Required work
Identify the lines that contain the word "username", then copy them.

Data entries
^^^^^^^^^^^^^^^^

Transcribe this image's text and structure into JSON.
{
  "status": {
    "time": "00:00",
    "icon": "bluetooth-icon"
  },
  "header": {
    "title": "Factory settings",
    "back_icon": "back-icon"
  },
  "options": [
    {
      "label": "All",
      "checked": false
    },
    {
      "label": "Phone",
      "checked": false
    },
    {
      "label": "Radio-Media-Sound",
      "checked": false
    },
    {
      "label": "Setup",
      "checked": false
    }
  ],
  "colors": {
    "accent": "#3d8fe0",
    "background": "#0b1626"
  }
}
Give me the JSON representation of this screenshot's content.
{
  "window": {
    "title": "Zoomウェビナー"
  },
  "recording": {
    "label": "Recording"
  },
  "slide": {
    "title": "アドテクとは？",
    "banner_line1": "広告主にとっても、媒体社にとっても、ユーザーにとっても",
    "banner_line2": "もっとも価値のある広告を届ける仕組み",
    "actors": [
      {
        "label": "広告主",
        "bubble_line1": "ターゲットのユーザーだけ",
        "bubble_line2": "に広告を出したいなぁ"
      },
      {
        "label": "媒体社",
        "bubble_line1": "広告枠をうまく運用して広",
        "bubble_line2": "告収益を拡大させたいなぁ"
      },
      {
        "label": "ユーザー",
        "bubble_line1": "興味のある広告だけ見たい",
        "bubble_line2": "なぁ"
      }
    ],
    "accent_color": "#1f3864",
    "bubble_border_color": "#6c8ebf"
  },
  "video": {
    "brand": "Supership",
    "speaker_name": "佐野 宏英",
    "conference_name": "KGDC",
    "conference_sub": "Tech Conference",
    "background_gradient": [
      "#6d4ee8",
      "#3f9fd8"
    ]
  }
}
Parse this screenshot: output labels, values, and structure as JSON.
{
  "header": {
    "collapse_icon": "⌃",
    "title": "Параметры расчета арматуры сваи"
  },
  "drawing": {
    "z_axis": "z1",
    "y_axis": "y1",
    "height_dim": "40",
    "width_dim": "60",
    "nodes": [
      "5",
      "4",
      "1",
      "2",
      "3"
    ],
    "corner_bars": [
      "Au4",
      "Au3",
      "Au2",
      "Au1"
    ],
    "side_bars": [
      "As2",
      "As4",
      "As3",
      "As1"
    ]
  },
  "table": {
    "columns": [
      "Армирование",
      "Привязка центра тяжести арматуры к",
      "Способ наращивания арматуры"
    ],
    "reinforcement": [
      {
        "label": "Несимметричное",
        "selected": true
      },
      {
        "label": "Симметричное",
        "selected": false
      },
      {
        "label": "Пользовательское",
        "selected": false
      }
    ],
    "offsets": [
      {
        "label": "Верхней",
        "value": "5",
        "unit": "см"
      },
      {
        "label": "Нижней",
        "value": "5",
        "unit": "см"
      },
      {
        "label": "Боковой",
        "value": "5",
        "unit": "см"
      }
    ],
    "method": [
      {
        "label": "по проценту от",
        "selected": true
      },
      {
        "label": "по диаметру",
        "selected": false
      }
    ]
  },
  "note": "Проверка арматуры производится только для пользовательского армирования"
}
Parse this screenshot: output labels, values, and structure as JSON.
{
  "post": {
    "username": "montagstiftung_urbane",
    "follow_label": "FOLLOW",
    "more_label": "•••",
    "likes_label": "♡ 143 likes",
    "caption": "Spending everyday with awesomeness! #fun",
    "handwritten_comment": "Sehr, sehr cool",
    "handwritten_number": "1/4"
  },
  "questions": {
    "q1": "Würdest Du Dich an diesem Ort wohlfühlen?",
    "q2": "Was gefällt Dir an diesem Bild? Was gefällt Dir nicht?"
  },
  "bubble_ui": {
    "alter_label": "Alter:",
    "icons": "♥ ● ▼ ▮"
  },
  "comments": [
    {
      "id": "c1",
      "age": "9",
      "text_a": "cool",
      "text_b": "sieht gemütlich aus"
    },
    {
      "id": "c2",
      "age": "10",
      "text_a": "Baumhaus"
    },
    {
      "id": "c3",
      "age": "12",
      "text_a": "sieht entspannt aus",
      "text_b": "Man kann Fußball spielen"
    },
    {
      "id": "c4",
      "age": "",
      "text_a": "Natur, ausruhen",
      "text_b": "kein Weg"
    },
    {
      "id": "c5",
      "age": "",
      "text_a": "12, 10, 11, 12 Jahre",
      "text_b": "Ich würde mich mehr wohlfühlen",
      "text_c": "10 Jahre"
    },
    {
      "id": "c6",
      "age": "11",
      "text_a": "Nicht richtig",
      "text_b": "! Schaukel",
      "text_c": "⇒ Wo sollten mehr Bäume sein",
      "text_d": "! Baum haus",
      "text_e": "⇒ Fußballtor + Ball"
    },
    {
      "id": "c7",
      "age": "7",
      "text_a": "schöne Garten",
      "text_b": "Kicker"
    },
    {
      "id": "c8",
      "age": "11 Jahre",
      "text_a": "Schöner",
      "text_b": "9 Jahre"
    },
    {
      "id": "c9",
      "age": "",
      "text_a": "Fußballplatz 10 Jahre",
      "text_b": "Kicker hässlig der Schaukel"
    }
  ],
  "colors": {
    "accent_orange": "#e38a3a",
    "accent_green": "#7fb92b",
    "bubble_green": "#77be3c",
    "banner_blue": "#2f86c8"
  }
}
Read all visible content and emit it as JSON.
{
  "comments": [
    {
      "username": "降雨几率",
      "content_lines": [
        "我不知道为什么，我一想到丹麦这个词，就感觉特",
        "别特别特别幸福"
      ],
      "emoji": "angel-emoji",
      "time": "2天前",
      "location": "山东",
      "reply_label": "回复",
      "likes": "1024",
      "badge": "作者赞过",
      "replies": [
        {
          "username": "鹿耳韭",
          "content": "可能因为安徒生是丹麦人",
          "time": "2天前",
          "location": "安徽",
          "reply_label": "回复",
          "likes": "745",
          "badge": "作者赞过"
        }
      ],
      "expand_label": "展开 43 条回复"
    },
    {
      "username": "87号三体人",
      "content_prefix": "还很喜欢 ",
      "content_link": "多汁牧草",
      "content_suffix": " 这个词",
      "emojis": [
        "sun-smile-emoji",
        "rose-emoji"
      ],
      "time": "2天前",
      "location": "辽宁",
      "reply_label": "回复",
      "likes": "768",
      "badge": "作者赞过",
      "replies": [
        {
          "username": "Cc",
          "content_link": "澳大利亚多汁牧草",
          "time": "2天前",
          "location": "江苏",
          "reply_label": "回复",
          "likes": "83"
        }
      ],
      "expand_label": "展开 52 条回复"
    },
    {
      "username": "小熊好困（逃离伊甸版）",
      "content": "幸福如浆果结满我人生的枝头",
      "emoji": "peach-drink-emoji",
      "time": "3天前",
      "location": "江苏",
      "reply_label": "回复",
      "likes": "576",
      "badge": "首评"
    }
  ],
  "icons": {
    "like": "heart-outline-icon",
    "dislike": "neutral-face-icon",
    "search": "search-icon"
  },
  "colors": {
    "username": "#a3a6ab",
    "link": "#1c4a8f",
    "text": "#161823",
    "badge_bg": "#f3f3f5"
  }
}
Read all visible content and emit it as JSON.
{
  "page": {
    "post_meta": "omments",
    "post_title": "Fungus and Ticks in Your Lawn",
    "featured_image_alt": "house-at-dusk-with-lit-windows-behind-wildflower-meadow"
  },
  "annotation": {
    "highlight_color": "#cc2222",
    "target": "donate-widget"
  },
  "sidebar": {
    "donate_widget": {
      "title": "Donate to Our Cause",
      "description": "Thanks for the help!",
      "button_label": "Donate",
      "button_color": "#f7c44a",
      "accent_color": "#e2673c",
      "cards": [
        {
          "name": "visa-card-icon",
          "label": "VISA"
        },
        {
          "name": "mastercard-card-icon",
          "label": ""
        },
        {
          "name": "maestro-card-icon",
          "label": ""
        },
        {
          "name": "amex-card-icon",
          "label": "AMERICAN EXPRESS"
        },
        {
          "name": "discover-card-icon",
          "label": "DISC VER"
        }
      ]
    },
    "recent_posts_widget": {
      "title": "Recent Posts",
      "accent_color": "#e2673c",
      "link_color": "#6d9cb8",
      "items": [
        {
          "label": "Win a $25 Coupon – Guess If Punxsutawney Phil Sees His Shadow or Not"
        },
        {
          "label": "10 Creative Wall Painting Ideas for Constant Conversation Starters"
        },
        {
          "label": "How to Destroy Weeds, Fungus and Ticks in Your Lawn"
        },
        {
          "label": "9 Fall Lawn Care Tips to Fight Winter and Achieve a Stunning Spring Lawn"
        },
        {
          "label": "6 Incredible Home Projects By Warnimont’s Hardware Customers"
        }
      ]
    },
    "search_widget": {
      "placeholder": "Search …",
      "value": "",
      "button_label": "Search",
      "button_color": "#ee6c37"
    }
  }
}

^^^^^^^^^^^^^^^^

Reply to the task
    "username": "montagstiftung_urbane",
      "username": "降雨几率",
          "username": "鹿耳韭",
      "username": "87号三体人",
          "username": "Cc",
      "username": "小熊好困（逃离伊甸版）",
    "username": "#a3a6ab",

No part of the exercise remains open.